GOAL — All of the data below must be repeated exactly.

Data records

____

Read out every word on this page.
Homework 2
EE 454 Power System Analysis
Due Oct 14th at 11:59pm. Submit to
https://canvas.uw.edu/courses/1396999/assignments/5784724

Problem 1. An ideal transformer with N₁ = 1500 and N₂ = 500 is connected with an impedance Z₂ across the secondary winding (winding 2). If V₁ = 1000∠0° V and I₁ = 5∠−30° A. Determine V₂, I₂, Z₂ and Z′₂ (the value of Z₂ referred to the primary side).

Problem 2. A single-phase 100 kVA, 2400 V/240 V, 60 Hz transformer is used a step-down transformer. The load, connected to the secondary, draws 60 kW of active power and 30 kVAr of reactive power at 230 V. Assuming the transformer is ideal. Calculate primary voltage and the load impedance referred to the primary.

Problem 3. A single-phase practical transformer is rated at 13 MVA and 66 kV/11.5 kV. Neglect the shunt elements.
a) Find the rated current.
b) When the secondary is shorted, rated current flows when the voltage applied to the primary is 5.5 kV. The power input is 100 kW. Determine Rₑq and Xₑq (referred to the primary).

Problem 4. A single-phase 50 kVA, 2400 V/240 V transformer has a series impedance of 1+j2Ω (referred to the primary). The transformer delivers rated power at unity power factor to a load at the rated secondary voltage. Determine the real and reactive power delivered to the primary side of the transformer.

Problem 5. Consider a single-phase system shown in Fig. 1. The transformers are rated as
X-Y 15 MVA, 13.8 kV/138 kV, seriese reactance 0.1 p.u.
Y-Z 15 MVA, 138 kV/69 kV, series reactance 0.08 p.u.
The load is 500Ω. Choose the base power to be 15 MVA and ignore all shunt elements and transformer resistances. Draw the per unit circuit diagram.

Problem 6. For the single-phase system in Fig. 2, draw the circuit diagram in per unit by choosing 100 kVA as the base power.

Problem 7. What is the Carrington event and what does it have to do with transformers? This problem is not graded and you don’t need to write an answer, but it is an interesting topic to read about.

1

____

ANSWER TO THIS PROBLEM —
Read out every word on this page.
Homework 2
EE 454 Power System Analysis
Due Oct 14th at 11:59pm. Submit to
https://canvas.uw.edu/courses/1396999/assignments/5784724

Problem 1. An ideal transformer with N₁ = 1500 and N₂ = 500 is connected with an impedance Z₂ across the secondary winding (winding 2). If V₁ = 1000∠0° V and I₁ = 5∠−30° A. Determine V₂, I₂, Z₂ and Z′₂ (the value of Z₂ referred to the primary side).

Problem 2. A single-phase 100 kVA, 2400 V/240 V, 60 Hz transformer is used a step-down transformer. The load, connected to the secondary, draws 60 kW of active power and 30 kVAr of reactive power at 230 V. Assuming the transformer is ideal. Calculate primary voltage and the load impedance referred to the primary.

Problem 3. A single-phase practical transformer is rated at 13 MVA and 66 kV/11.5 kV. Neglect the shunt elements.
a) Find the rated current.
b) When the secondary is shorted, rated current flows when the voltage applied to the primary is 5.5 kV. The power input is 100 kW. Determine Rₑq and Xₑq (referred to the primary).

Problem 4. A single-phase 50 kVA, 2400 V/240 V transformer has a series impedance of 1+j2Ω (referred to the primary). The transformer delivers rated power at unity power factor to a load at the rated secondary voltage. Determine the real and reactive power delivered to the primary side of the transformer.

Problem 5. Consider a single-phase system shown in Fig. 1. The transformers are rated as
X-Y 15 MVA, 13.8 kV/138 kV, seriese reactance 0.1 p.u.
Y-Z 15 MVA, 138 kV/69 kV, series reactance 0.08 p.u.
The load is 500Ω. Choose the base power to be 15 MVA and ignore all shunt elements and transformer resistances. Draw the per unit circuit diagram.

Problem 6. For the single-phase system in Fig. 2, draw the circuit diagram in per unit by choosing 100 kVA as the base power.

Problem 7. What is the Carrington event and what does it have to do with transformers? This problem is not graded and you don’t need to write an answer, but it is an interesting topic to read about.

1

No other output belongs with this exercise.